■ Short task ■
Look through the entries below and report how many lines hold the string "муниципальным". Only the number is wanted.

■ Provided data ■
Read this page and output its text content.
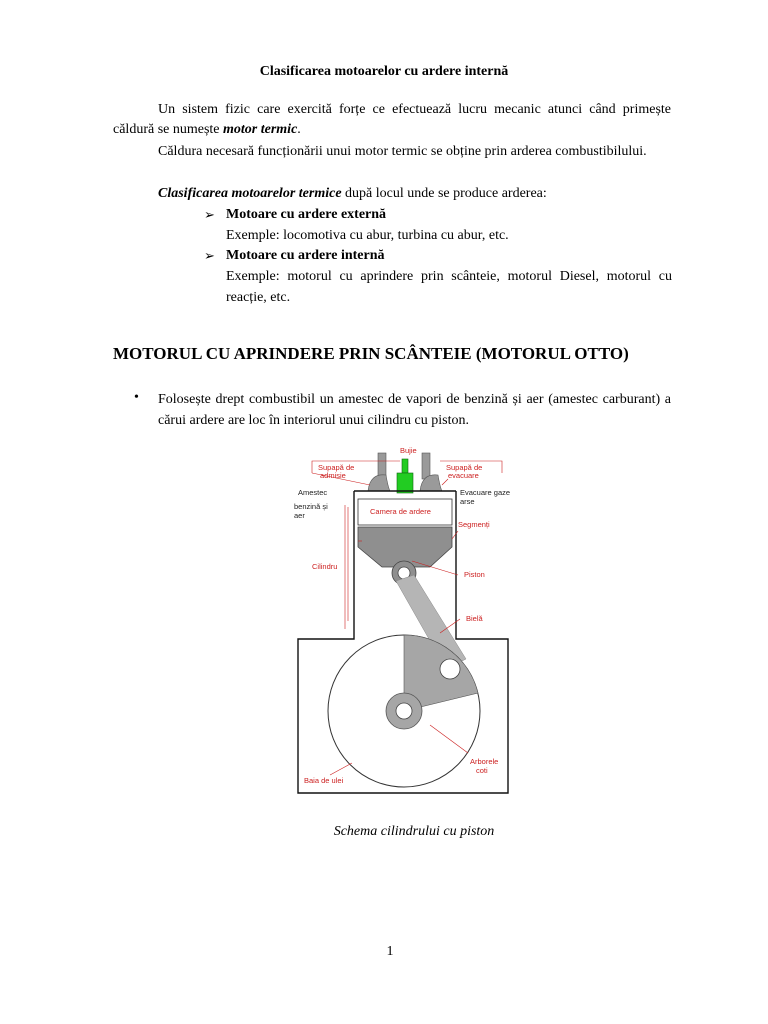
Clasificarea motoarelor cu ardere internă
Un sistem fizic care exercită forțe ce efectuează lucru mecanic atunci când primește căldură se numește motor termic.
Căldura necesară funcționării unui motor termic se obține prin arderea combustibilului.
Clasificarea motoarelor termice după locul unde se produce arderea:
➢ Motoare cu ardere externă
Exemple: locomotiva cu abur, turbina cu abur, etc.
➢ Motoare cu ardere internă
Exemple: motorul cu aprindere prin scânteie, motorul Diesel, motorul cu reacție, etc.
MOTORUL CU APRINDERE PRIN SCÂNTEIE (MOTORUL OTTO)
• Folosește drept combustibil un amestec de vapori de benzină și aer (amestec carburant) a cărui ardere are loc în interiorul unui cilindru cu piston.
Bujie
Supapă de
admisie
Supapă de
evacuare
Amestec
benzină și
aer
Evacuare gaze
arse
Camera de ardere
Segmenți
Cilindru
Piston
Bielă
Arborele
coti
Baia de ulei
Schema cilindrului cu piston
1
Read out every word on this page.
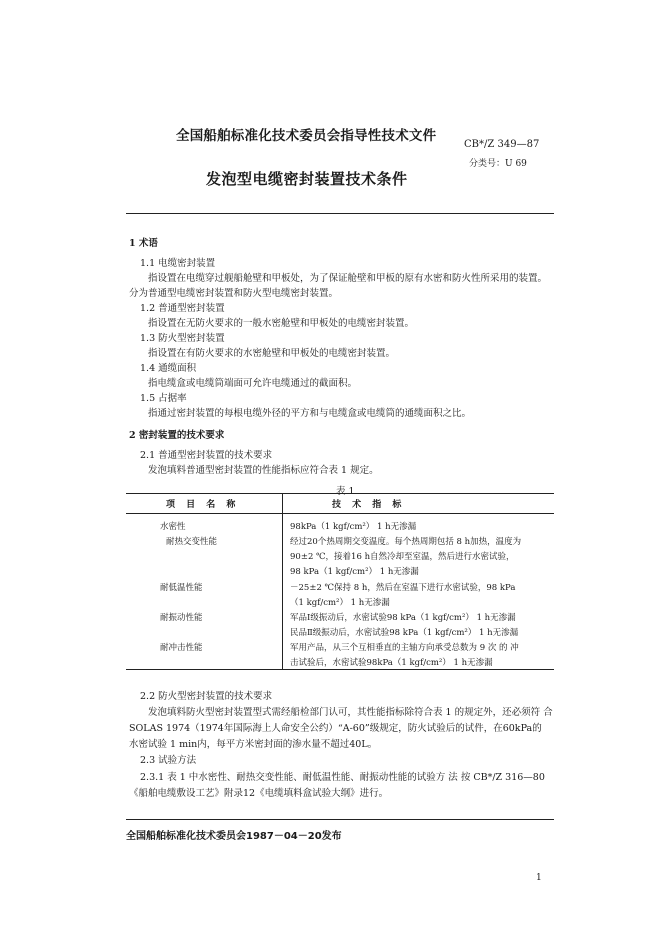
全国船舶标准化技术委员会指导性技术文件
CB*/Z 349—87
分类号：U 69
发泡型电缆密封装置技术条件
1 术语
1.1 电缆密封装置
指设置在电缆穿过舰船舱壁和甲板处，为了保证舱壁和甲板的原有水密和防火性所采用的装置。
分为普通型电缆密封装置和防火型电缆密封装置。
1.2 普通型密封装置
指设置在无防火要求的一般水密舱壁和甲板处的电缆密封装置。
1.3 防火型密封装置
指设置在有防火要求的水密舱壁和甲板处的电缆密封装置。
1.4 通缆面积
指电缆盒或电缆筒端面可允许电缆通过的截面积。
1.5 占据率
指通过密封装置的每根电缆外径的平方和与电缆盒或电缆筒的通缆面积之比。
2 密封装置的技术要求
2.1 普通型密封装置的技术要求
发泡填料普通型密封装置的性能指标应符合表 1 规定。
表 1
项 目 名 称	技 术 指 标
水密性	98kPa（1 kgf/cm²） 1 h无渗漏
耐热交变性能	经过20个热周期交变温度。每个热周期包括 8 h加热，温度为
90±2 ℃，接着16 h自然冷却至室温，然后进行水密试验，
98 kPa（1 kgf/cm²） 1 h无渗漏
耐低温性能	－25±2 ℃保持 8 h，然后在室温下进行水密试验，98 kPa
（1 kgf/cm²） 1 h无渗漏
耐振动性能	军品Ⅰ级振动后，水密试验98 kPa（1 kgf/cm²） 1 h无渗漏
民品Ⅱ级振动后，水密试验98 kPa（1 kgf/cm²） 1 h无渗漏
耐冲击性能	军用产品，从三个互相垂直的主轴方向承受总数为 9 次 的 冲
击试验后，水密试验98kPa（1 kgf/cm²） 1 h无渗漏
2.2 防火型密封装置的技术要求
发泡填料防火型密封装置型式需经船检部门认可，其性能指标除符合表 1 的规定外，还必须符 合
SOLAS 1974（1974年国际海上人命安全公约）“A-60”级规定，防火试验后的试件，在60kPa的
水密试验 1 min内，每平方米密封面的渗水量不超过40L。
2.3 试验方法
2.3.1 表 1 中水密性、耐热交变性能、耐低温性能、耐振动性能的试验方 法 按 CB*/Z 316—80
《船舶电缆敷设工艺》附录12《电缆填料盒试验大纲》进行。
全国船舶标准化技术委员会1987－04－20发布
1
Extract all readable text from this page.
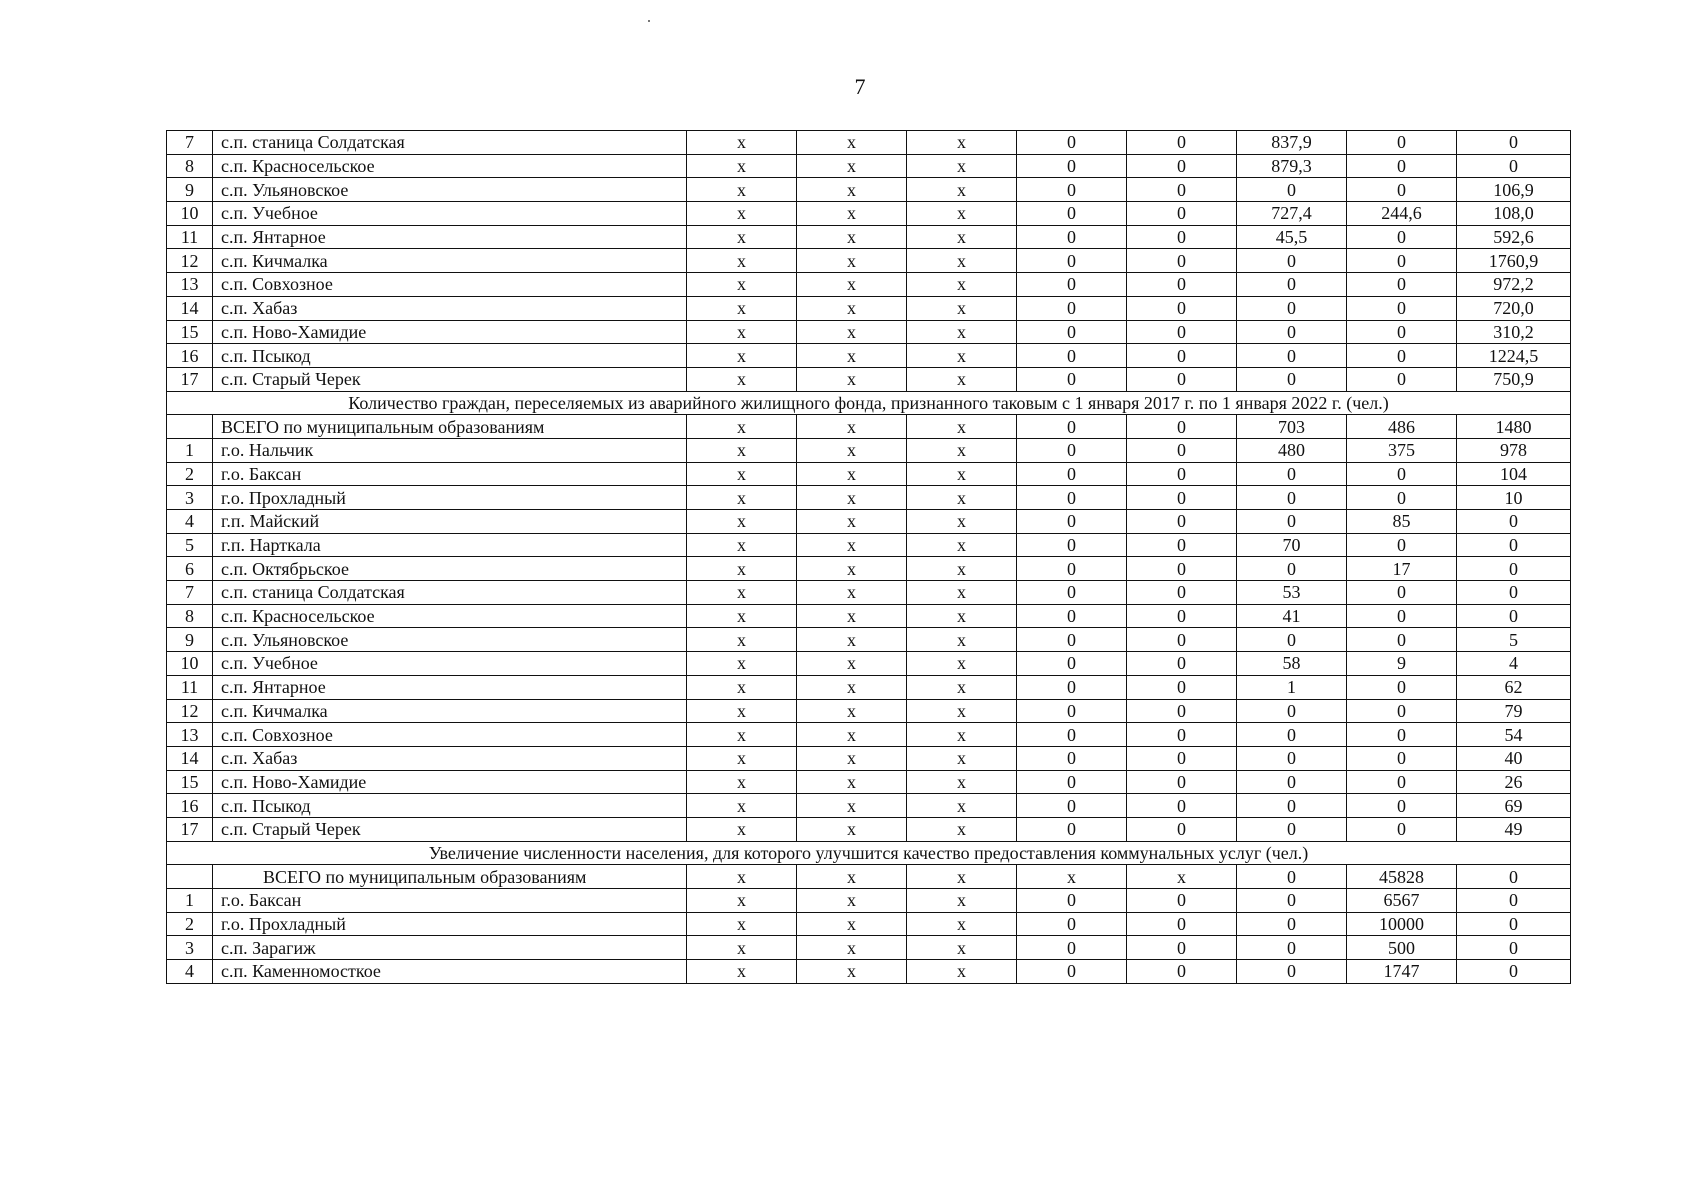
7
7	с.п. станица Солдатская	х	х	х	0	0	837,9	0	0
8	с.п. Красносельское	х	х	х	0	0	879,3	0	0
9	с.п. Ульяновское	х	х	х	0	0	0	0	106,9
10	с.п. Учебное	х	х	х	0	0	727,4	244,6	108,0
11	с.п. Янтарное	х	х	х	0	0	45,5	0	592,6
12	с.п. Кичмалка	х	х	х	0	0	0	0	1760,9
13	с.п. Совхозное	х	х	х	0	0	0	0	972,2
14	с.п. Хабаз	х	х	х	0	0	0	0	720,0
15	с.п. Ново-Хамидие	х	х	х	0	0	0	0	310,2
16	с.п. Псыкод	х	х	х	0	0	0	0	1224,5
17	с.п. Старый Черек	х	х	х	0	0	0	0	750,9
Количество граждан, переселяемых из аварийного жилищного фонда, признанного таковым с 1 января 2017 г. по 1 января 2022 г. (чел.)									
	ВСЕГО по муниципальным образованиям	х	х	х	0	0	703	486	1480
1	г.о. Нальчик	х	х	х	0	0	480	375	978
2	г.о. Баксан	х	х	х	0	0	0	0	104
3	г.о. Прохладный	х	х	х	0	0	0	0	10
4	г.п. Майский	х	х	х	0	0	0	85	0
5	г.п. Нарткала	х	х	х	0	0	70	0	0
6	с.п. Октябрьское	х	х	х	0	0	0	17	0
7	с.п. станица Солдатская	х	х	х	0	0	53	0	0
8	с.п. Красносельское	х	х	х	0	0	41	0	0
9	с.п. Ульяновское	х	х	х	0	0	0	0	5
10	с.п. Учебное	х	х	х	0	0	58	9	4
11	с.п. Янтарное	х	х	х	0	0	1	0	62
12	с.п. Кичмалка	х	х	х	0	0	0	0	79
13	с.п. Совхозное	х	х	х	0	0	0	0	54
14	с.п. Хабаз	х	х	х	0	0	0	0	40
15	с.п. Ново-Хамидие	х	х	х	0	0	0	0	26
16	с.п. Псыкод	х	х	х	0	0	0	0	69
17	с.п. Старый Черек	х	х	х	0	0	0	0	49
Увеличение численности населения, для которого улучшится качество предоставления коммунальных услуг (чел.)									
	ВСЕГО по муниципальным образованиям	х	х	х	х	х	0	45828	0
1	г.о. Баксан	х	х	х	0	0	0	6567	0
2	г.о. Прохладный	х	х	х	0	0	0	10000	0
3	с.п. Зарагиж	х	х	х	0	0	0	500	0
4	с.п. Каменномосткое	х	х	х	0	0	0	1747	0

■ Correct result ■
2